DIRECTION:
Your answer should be one number: how many lines of the records hold the string "this".

MATERIAL SHOWN:
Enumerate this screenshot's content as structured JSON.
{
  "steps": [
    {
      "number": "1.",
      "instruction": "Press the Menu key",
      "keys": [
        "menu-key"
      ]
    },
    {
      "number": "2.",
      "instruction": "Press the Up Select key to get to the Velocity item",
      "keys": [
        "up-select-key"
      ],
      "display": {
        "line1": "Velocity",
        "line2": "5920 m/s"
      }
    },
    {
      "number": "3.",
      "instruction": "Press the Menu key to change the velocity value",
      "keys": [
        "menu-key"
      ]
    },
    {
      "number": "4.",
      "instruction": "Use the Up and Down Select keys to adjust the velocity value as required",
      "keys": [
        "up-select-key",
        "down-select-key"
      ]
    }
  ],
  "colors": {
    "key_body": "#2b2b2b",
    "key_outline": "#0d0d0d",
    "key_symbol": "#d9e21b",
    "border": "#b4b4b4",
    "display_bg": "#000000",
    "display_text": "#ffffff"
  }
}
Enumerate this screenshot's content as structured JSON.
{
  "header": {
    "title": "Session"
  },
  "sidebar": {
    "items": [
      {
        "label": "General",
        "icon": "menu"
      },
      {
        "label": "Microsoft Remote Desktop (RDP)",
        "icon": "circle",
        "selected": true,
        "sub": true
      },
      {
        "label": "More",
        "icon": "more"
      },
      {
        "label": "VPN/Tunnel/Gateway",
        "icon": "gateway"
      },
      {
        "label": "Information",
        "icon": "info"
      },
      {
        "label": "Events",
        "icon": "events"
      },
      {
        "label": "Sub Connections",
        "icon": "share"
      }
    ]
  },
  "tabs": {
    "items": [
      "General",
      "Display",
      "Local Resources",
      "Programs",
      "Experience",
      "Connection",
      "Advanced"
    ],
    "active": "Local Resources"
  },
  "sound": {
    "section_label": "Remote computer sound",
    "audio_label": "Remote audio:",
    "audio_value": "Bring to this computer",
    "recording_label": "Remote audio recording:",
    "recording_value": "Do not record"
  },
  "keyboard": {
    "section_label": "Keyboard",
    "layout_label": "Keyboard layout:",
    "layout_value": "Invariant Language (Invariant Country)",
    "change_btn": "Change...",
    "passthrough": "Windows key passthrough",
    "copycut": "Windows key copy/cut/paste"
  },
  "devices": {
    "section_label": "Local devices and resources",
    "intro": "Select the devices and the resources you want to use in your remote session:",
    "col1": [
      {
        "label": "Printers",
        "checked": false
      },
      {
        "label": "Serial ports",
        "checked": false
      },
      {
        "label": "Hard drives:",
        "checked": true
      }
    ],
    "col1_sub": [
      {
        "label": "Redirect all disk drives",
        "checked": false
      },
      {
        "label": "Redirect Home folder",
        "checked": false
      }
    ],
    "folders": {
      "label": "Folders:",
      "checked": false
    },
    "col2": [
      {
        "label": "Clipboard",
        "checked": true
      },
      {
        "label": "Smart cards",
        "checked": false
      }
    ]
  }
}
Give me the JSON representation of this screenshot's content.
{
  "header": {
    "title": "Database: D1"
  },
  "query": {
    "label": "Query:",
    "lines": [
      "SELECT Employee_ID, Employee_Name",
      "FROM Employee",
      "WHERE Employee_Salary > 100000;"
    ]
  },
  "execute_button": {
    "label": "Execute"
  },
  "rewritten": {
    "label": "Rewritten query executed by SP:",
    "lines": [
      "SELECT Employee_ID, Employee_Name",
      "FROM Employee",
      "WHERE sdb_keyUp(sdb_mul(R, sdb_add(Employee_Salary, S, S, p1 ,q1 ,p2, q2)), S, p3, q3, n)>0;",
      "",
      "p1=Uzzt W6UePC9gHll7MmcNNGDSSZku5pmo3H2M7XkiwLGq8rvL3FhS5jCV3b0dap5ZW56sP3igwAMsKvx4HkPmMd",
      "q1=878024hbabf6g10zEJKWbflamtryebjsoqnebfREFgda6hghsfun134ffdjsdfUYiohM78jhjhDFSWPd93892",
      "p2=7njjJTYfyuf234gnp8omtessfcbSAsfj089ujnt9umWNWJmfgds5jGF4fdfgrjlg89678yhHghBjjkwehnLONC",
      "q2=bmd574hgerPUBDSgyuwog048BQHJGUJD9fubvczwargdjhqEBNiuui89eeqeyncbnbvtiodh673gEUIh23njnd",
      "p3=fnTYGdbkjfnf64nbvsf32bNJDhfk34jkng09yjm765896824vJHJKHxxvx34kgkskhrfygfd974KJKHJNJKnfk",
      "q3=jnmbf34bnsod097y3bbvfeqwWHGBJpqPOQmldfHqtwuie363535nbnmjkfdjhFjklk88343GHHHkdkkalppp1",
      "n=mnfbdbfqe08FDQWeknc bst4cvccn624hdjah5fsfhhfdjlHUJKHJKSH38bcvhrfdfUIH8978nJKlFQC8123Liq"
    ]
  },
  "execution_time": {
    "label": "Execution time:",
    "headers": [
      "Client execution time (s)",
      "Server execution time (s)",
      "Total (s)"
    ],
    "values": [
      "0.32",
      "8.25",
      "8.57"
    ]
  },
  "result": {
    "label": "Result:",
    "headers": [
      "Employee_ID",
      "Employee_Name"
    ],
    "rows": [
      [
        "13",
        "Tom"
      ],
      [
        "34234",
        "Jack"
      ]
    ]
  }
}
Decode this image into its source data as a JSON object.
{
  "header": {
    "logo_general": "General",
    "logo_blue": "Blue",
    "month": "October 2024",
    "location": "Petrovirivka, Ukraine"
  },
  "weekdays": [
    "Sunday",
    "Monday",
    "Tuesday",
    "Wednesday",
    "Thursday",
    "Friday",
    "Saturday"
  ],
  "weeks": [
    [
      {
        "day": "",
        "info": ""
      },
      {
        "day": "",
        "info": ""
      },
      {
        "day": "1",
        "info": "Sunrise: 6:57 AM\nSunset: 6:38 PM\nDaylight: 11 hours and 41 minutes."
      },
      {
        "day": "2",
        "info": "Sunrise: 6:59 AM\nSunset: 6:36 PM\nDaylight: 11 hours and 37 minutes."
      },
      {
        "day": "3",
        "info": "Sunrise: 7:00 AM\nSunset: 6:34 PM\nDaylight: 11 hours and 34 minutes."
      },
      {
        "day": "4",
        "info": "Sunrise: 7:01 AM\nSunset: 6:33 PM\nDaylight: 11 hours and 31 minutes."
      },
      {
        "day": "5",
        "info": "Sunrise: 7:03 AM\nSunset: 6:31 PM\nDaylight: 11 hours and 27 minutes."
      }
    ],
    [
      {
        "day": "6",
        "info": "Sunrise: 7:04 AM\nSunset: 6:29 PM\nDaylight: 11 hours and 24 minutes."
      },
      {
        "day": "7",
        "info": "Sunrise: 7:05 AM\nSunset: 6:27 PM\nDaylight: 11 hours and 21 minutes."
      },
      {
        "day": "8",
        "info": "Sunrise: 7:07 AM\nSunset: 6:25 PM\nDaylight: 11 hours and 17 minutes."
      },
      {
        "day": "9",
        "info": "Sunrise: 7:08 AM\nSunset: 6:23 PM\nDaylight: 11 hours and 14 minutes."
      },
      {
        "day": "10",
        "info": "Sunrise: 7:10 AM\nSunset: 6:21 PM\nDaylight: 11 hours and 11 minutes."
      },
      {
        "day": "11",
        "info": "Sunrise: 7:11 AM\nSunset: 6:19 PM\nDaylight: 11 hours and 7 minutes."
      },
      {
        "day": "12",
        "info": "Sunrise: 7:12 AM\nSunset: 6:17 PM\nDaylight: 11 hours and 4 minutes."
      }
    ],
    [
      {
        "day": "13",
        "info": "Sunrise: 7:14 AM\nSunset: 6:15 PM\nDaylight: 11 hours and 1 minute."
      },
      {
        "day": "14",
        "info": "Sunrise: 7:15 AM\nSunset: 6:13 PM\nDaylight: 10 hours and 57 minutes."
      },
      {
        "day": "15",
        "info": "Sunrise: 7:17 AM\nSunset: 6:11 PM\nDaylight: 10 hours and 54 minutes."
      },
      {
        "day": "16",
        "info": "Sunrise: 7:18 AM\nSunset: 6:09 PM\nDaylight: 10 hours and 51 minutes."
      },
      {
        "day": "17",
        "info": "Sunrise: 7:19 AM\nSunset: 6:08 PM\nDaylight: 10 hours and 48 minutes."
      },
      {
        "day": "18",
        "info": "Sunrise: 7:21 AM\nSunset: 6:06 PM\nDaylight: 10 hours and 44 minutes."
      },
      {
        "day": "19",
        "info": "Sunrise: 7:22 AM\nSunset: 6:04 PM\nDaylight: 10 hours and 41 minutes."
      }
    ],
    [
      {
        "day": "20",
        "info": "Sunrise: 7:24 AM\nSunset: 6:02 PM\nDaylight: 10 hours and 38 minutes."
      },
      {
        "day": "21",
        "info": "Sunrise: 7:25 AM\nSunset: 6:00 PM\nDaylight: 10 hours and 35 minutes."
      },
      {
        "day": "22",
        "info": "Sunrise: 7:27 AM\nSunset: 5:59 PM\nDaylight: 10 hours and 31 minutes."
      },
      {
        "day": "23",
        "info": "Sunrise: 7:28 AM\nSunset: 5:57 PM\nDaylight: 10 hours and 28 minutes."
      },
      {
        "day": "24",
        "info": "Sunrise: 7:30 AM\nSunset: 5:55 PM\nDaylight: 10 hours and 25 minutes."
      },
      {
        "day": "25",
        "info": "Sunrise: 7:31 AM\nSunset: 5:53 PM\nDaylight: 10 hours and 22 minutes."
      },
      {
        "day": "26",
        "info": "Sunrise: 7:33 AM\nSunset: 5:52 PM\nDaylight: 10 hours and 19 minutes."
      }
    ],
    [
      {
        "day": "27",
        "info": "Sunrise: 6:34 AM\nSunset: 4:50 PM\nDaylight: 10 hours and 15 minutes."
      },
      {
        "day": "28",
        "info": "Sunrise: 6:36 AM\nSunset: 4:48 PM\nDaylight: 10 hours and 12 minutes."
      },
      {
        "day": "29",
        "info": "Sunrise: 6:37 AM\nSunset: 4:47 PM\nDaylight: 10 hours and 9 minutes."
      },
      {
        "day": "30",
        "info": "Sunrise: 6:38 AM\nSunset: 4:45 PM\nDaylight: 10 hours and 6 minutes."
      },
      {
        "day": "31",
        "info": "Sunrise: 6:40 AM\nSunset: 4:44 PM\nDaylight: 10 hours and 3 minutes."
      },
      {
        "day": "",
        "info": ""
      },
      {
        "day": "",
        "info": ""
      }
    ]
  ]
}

EXPECTED ANSWER:
5